(Figure collection entries)

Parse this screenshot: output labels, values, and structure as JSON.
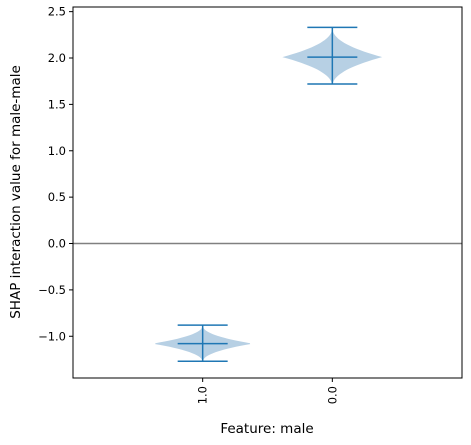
{
  "chart_data": {
    "type": "violin",
    "title": "",
    "xlabel": "Feature: male",
    "ylabel": "SHAP interaction value for male-male",
    "categories": [
      "1.0",
      "0.0"
    ],
    "series": [
      {
        "category": "1.0",
        "min": -1.27,
        "max": -0.88,
        "median": -1.08,
        "center": -1.08
      },
      {
        "category": "0.0",
        "min": 1.72,
        "max": 2.33,
        "median": 2.01,
        "center": 2.01
      }
    ],
    "ylim": [
      -1.45,
      2.55
    ],
    "yticks": [
      -1.0,
      -0.5,
      0.0,
      0.5,
      1.0,
      1.5,
      2.0,
      2.5
    ],
    "ytick_labels": [
      "−1.0",
      "−0.5",
      "0.0",
      "0.5",
      "1.0",
      "1.5",
      "2.0",
      "2.5"
    ],
    "reference_line": {
      "y": 0.0,
      "color": "#808080"
    },
    "violin_fill": "#b3cde3",
    "stat_line_color": "#1f77b4",
    "grid": false,
    "legend": "none"
  }
}
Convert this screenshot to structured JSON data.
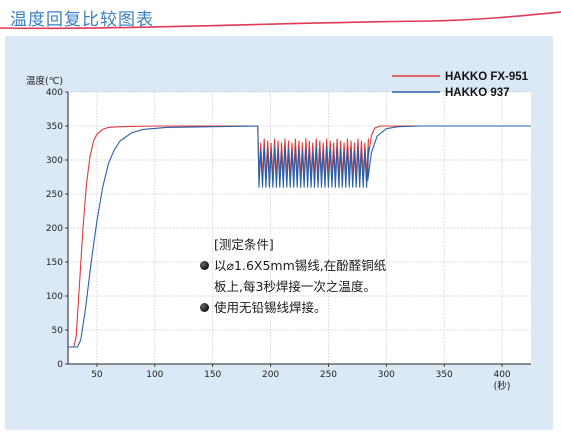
{
  "page_title": "温度回复比较图表",
  "note": {
    "heading": "[测定条件]",
    "item1_line1": "以⌀1.6X5mm锡线,在酚醛铜纸",
    "item1_line2": "板上,每3秒焊接一次之温度。",
    "item2": "使用无铅锡线焊接。"
  },
  "colors": {
    "title": "#3a7fc4",
    "panel": "#dbe8f5",
    "hakko_fx951": "#e03a3a",
    "hakko_937": "#2a5fa8"
  },
  "chart_data": {
    "type": "line",
    "ylabel": "温度(℃)",
    "xlabel": "(秒)",
    "xlim": [
      25,
      425
    ],
    "ylim": [
      0,
      400
    ],
    "x_ticks": [
      50,
      100,
      150,
      200,
      250,
      300,
      350,
      400
    ],
    "y_ticks": [
      0,
      50,
      100,
      150,
      200,
      250,
      300,
      350,
      400
    ],
    "grid": true,
    "legend_position": "top-right",
    "series": [
      {
        "name": "HAKKO FX-951",
        "color": "#e03a3a",
        "points": [
          [
            25,
            25
          ],
          [
            30,
            25
          ],
          [
            32,
            40
          ],
          [
            35,
            120
          ],
          [
            38,
            200
          ],
          [
            41,
            265
          ],
          [
            44,
            305
          ],
          [
            47,
            328
          ],
          [
            50,
            338
          ],
          [
            55,
            345
          ],
          [
            60,
            348
          ],
          [
            70,
            349
          ],
          [
            100,
            350
          ],
          [
            150,
            350
          ],
          [
            189,
            350
          ]
        ],
        "oscillation": {
          "start": 190,
          "end": 284,
          "period": 3,
          "high": 332,
          "low": 275
        },
        "tail": [
          [
            284,
            300
          ],
          [
            287,
            335
          ],
          [
            290,
            347
          ],
          [
            295,
            350
          ],
          [
            320,
            350
          ],
          [
            425,
            350
          ]
        ]
      },
      {
        "name": "HAKKO 937",
        "color": "#2a5fa8",
        "points": [
          [
            25,
            25
          ],
          [
            33,
            25
          ],
          [
            36,
            35
          ],
          [
            40,
            80
          ],
          [
            45,
            150
          ],
          [
            50,
            210
          ],
          [
            55,
            260
          ],
          [
            60,
            295
          ],
          [
            65,
            315
          ],
          [
            70,
            328
          ],
          [
            80,
            340
          ],
          [
            90,
            345
          ],
          [
            110,
            348
          ],
          [
            150,
            349
          ],
          [
            189,
            350
          ]
        ],
        "oscillation": {
          "start": 190,
          "end": 284,
          "period": 3,
          "high": 320,
          "low": 258
        },
        "tail": [
          [
            284,
            270
          ],
          [
            287,
            310
          ],
          [
            292,
            335
          ],
          [
            300,
            346
          ],
          [
            310,
            349
          ],
          [
            330,
            350
          ],
          [
            425,
            350
          ]
        ]
      }
    ]
  }
}
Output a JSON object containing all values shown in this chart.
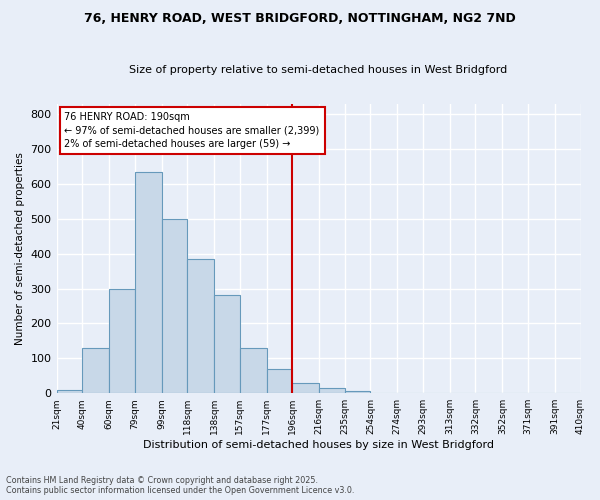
{
  "title_line1": "76, HENRY ROAD, WEST BRIDGFORD, NOTTINGHAM, NG2 7ND",
  "title_line2": "Size of property relative to semi-detached houses in West Bridgford",
  "xlabel": "Distribution of semi-detached houses by size in West Bridgford",
  "ylabel": "Number of semi-detached properties",
  "annotation_title": "76 HENRY ROAD: 190sqm",
  "annotation_line1": "← 97% of semi-detached houses are smaller (2,399)",
  "annotation_line2": "2% of semi-detached houses are larger (59) →",
  "vline_x": 196,
  "bar_edges": [
    21,
    40,
    60,
    79,
    99,
    118,
    138,
    157,
    177,
    196,
    216,
    235,
    254,
    274,
    293,
    313,
    332,
    352,
    371,
    391,
    410
  ],
  "bar_heights": [
    10,
    130,
    300,
    635,
    500,
    385,
    280,
    130,
    70,
    30,
    15,
    5,
    2,
    1,
    0,
    0,
    0,
    0,
    0,
    0
  ],
  "bar_color": "#c8d8e8",
  "bar_edge_color": "#6699bb",
  "vline_color": "#cc0000",
  "box_edge_color": "#cc0000",
  "ylim": [
    0,
    830
  ],
  "yticks": [
    0,
    100,
    200,
    300,
    400,
    500,
    600,
    700,
    800
  ],
  "background_color": "#e8eef8",
  "grid_color": "#ffffff",
  "footer": "Contains HM Land Registry data © Crown copyright and database right 2025.\nContains public sector information licensed under the Open Government Licence v3.0.",
  "tick_labels": [
    "21sqm",
    "40sqm",
    "60sqm",
    "79sqm",
    "99sqm",
    "118sqm",
    "138sqm",
    "157sqm",
    "177sqm",
    "196sqm",
    "216sqm",
    "235sqm",
    "254sqm",
    "274sqm",
    "293sqm",
    "313sqm",
    "332sqm",
    "352sqm",
    "371sqm",
    "391sqm",
    "410sqm"
  ]
}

EXERCISE GOAL:
Keep the pictures out of your copy, and repeat every entry above exactly.

THE RESULT:
Parse this screenshot: output labels, values, and structure as JSON.
{
  "chart_data": {
    "type": "violin",
    "title": "",
    "xlabel": "Feature: male",
    "ylabel": "SHAP interaction value for male-male",
    "categories": [
      "1.0",
      "0.0"
    ],
    "series": [
      {
        "category": "1.0",
        "min": -1.27,
        "max": -0.88,
        "median": -1.08,
        "center": -1.08
      },
      {
        "category": "0.0",
        "min": 1.72,
        "max": 2.33,
        "median": 2.01,
        "center": 2.01
      }
    ],
    "ylim": [
      -1.45,
      2.55
    ],
    "yticks": [
      -1.0,
      -0.5,
      0.0,
      0.5,
      1.0,
      1.5,
      2.0,
      2.5
    ],
    "ytick_labels": [
      "−1.0",
      "−0.5",
      "0.0",
      "0.5",
      "1.0",
      "1.5",
      "2.0",
      "2.5"
    ],
    "reference_line": {
      "y": 0.0,
      "color": "#808080"
    },
    "violin_fill": "#b3cde3",
    "stat_line_color": "#1f77b4",
    "grid": false,
    "legend": "none"
  }
}
Convert this screenshot to structured JSON data.
{
  "page_title": "温度回复比较图表",
  "note": {
    "heading": "[测定条件]",
    "item1_line1": "以⌀1.6X5mm锡线,在酚醛铜纸",
    "item1_line2": "板上,每3秒焊接一次之温度。",
    "item2": "使用无铅锡线焊接。"
  },
  "colors": {
    "title": "#3a7fc4",
    "panel": "#dbe8f5",
    "hakko_fx951": "#e03a3a",
    "hakko_937": "#2a5fa8"
  },
  "chart_data": {
    "type": "line",
    "ylabel": "温度(℃)",
    "xlabel": "(秒)",
    "xlim": [
      25,
      425
    ],
    "ylim": [
      0,
      400
    ],
    "x_ticks": [
      50,
      100,
      150,
      200,
      250,
      300,
      350,
      400
    ],
    "y_ticks": [
      0,
      50,
      100,
      150,
      200,
      250,
      300,
      350,
      400
    ],
    "grid": true,
    "legend_position": "top-right",
    "series": [
      {
        "name": "HAKKO FX-951",
        "color": "#e03a3a",
        "points": [
          [
            25,
            25
          ],
          [
            30,
            25
          ],
          [
            32,
            40
          ],
          [
            35,
            120
          ],
          [
            38,
            200
          ],
          [
            41,
            265
          ],
          [
            44,
            305
          ],
          [
            47,
            328
          ],
          [
            50,
            338
          ],
          [
            55,
            345
          ],
          [
            60,
            348
          ],
          [
            70,
            349
          ],
          [
            100,
            350
          ],
          [
            150,
            350
          ],
          [
            189,
            350
          ]
        ],
        "oscillation": {
          "start": 190,
          "end": 284,
          "period": 3,
          "high": 332,
          "low": 275
        },
        "tail": [
          [
            284,
            300
          ],
          [
            287,
            335
          ],
          [
            290,
            347
          ],
          [
            295,
            350
          ],
          [
            320,
            350
          ],
          [
            425,
            350
          ]
        ]
      },
      {
        "name": "HAKKO 937",
        "color": "#2a5fa8",
        "points": [
          [
            25,
            25
          ],
          [
            33,
            25
          ],
          [
            36,
            35
          ],
          [
            40,
            80
          ],
          [
            45,
            150
          ],
          [
            50,
            210
          ],
          [
            55,
            260
          ],
          [
            60,
            295
          ],
          [
            65,
            315
          ],
          [
            70,
            328
          ],
          [
            80,
            340
          ],
          [
            90,
            345
          ],
          [
            110,
            348
          ],
          [
            150,
            349
          ],
          [
            189,
            350
          ]
        ],
        "oscillation": {
          "start": 190,
          "end": 284,
          "period": 3,
          "high": 320,
          "low": 258
        },
        "tail": [
          [
            284,
            270
          ],
          [
            287,
            310
          ],
          [
            292,
            335
          ],
          [
            300,
            346
          ],
          [
            310,
            349
          ],
          [
            330,
            350
          ],
          [
            425,
            350
          ]
        ]
      }
    ]
  }
}
Output a JSON object containing all values shown in this chart.
{
  "title_line1": "76, HENRY ROAD, WEST BRIDGFORD, NOTTINGHAM, NG2 7ND",
  "title_line2": "Size of property relative to semi-detached houses in West Bridgford",
  "xlabel": "Distribution of semi-detached houses by size in West Bridgford",
  "ylabel": "Number of semi-detached properties",
  "annotation_title": "76 HENRY ROAD: 190sqm",
  "annotation_line1": "← 97% of semi-detached houses are smaller (2,399)",
  "annotation_line2": "2% of semi-detached houses are larger (59) →",
  "vline_x": 196,
  "bar_edges": [
    21,
    40,
    60,
    79,
    99,
    118,
    138,
    157,
    177,
    196,
    216,
    235,
    254,
    274,
    293,
    313,
    332,
    352,
    371,
    391,
    410
  ],
  "bar_heights": [
    10,
    130,
    300,
    635,
    500,
    385,
    280,
    130,
    70,
    30,
    15,
    5,
    2,
    1,
    0,
    0,
    0,
    0,
    0,
    0
  ],
  "bar_color": "#c8d8e8",
  "bar_edge_color": "#6699bb",
  "vline_color": "#cc0000",
  "box_edge_color": "#cc0000",
  "ylim": [
    0,
    830
  ],
  "yticks": [
    0,
    100,
    200,
    300,
    400,
    500,
    600,
    700,
    800
  ],
  "background_color": "#e8eef8",
  "grid_color": "#ffffff",
  "footer": "Contains HM Land Registry data © Crown copyright and database right 2025.\nContains public sector information licensed under the Open Government Licence v3.0.",
  "tick_labels": [
    "21sqm",
    "40sqm",
    "60sqm",
    "79sqm",
    "99sqm",
    "118sqm",
    "138sqm",
    "157sqm",
    "177sqm",
    "196sqm",
    "216sqm",
    "235sqm",
    "254sqm",
    "274sqm",
    "293sqm",
    "313sqm",
    "332sqm",
    "352sqm",
    "371sqm",
    "391sqm",
    "410sqm"
  ]
}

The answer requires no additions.